Entries from a dataset
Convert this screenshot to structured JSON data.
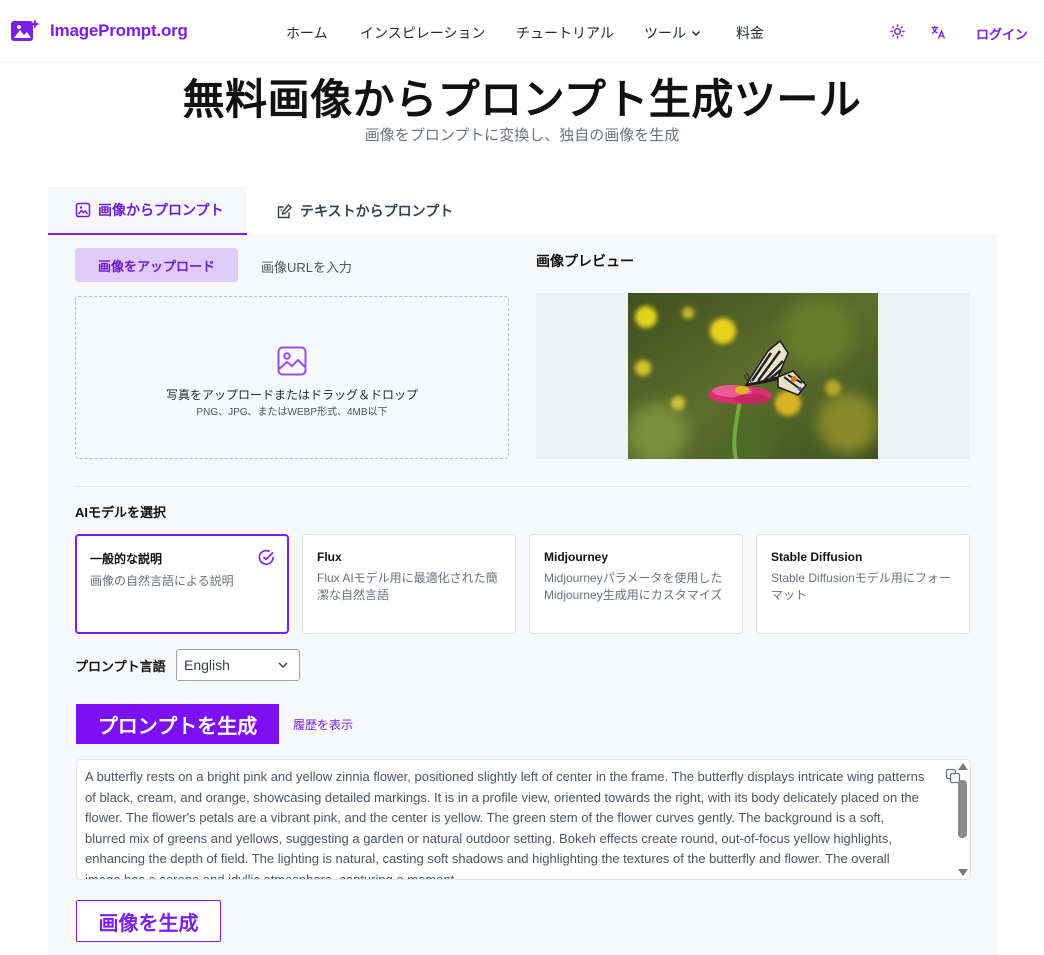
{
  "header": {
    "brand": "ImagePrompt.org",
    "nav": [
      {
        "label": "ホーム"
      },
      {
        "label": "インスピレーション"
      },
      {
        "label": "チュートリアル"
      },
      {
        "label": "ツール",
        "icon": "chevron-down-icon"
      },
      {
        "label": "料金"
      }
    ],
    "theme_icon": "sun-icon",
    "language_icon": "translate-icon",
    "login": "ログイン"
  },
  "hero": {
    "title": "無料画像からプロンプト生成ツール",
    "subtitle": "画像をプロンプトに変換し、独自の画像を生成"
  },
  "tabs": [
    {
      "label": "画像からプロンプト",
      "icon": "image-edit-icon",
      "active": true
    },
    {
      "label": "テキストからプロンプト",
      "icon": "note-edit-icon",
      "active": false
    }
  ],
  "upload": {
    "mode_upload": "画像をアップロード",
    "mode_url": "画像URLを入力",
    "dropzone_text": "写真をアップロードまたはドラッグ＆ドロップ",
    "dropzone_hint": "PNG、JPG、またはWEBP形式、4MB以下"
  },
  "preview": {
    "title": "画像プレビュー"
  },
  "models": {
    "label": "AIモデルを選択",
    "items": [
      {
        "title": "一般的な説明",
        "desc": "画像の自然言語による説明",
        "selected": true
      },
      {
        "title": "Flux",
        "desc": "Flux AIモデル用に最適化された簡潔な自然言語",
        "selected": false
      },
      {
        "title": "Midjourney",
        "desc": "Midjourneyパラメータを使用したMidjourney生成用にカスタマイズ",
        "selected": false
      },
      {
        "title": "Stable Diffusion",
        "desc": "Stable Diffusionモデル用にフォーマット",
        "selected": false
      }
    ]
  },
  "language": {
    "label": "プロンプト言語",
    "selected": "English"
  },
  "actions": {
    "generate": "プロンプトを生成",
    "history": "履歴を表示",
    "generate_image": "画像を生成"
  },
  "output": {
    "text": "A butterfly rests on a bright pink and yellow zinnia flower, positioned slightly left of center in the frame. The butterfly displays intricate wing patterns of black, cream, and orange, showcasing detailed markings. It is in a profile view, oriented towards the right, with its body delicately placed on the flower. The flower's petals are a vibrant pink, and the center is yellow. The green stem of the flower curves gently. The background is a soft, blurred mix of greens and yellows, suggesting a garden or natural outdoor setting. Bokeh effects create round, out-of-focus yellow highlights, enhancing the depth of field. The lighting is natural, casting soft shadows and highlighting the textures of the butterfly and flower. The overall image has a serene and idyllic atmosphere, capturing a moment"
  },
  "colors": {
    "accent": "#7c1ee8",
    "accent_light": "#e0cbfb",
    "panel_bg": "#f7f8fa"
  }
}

---

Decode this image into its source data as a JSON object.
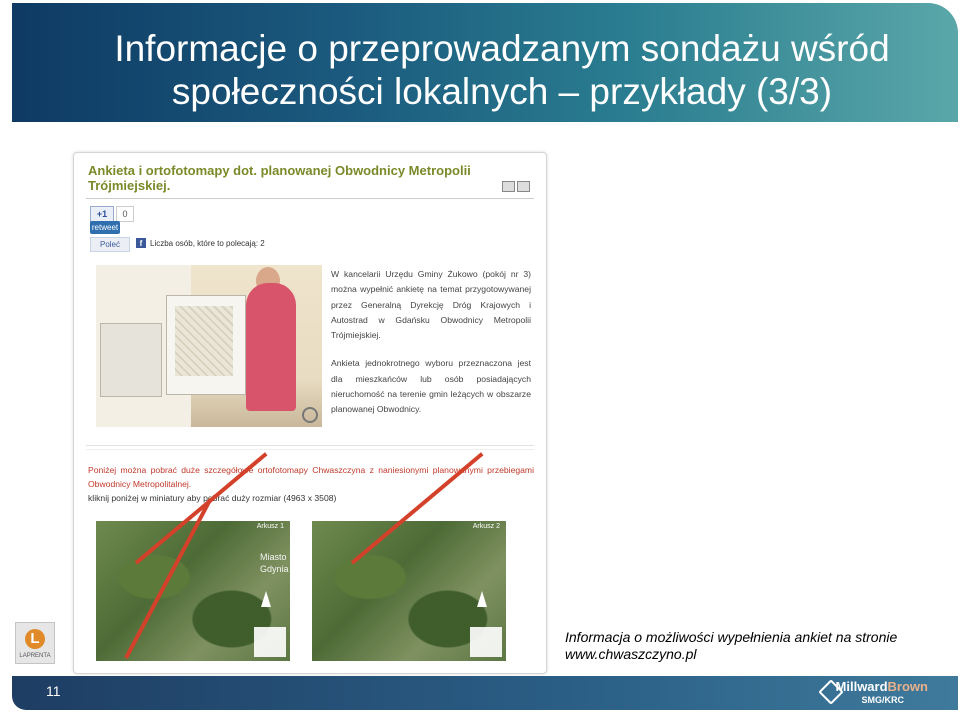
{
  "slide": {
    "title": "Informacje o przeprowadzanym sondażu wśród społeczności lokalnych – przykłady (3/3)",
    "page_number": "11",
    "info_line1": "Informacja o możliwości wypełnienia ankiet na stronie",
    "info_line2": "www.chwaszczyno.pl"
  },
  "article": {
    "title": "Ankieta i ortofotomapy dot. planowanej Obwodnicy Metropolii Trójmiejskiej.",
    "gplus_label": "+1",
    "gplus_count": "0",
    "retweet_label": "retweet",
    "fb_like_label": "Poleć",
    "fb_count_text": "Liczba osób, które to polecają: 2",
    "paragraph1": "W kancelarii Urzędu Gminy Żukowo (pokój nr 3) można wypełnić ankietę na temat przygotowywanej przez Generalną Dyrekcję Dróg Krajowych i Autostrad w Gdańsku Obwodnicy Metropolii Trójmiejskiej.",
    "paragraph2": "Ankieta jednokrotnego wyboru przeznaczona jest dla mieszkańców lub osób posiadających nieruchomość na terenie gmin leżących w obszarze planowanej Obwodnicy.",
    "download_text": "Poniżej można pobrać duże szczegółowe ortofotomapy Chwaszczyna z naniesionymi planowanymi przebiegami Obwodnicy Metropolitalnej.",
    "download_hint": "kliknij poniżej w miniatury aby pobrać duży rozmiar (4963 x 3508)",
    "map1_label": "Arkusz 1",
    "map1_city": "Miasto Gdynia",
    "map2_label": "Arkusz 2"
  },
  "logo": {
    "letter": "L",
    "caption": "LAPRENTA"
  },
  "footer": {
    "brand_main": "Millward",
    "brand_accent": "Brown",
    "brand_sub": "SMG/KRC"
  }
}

#### Exercise instructions
Identify each line in the records above containing the word "Arkusz"; copy those lines.

#### In response
    "map1_label": "Arkusz 1",
    "map2_label": "Arkusz 2"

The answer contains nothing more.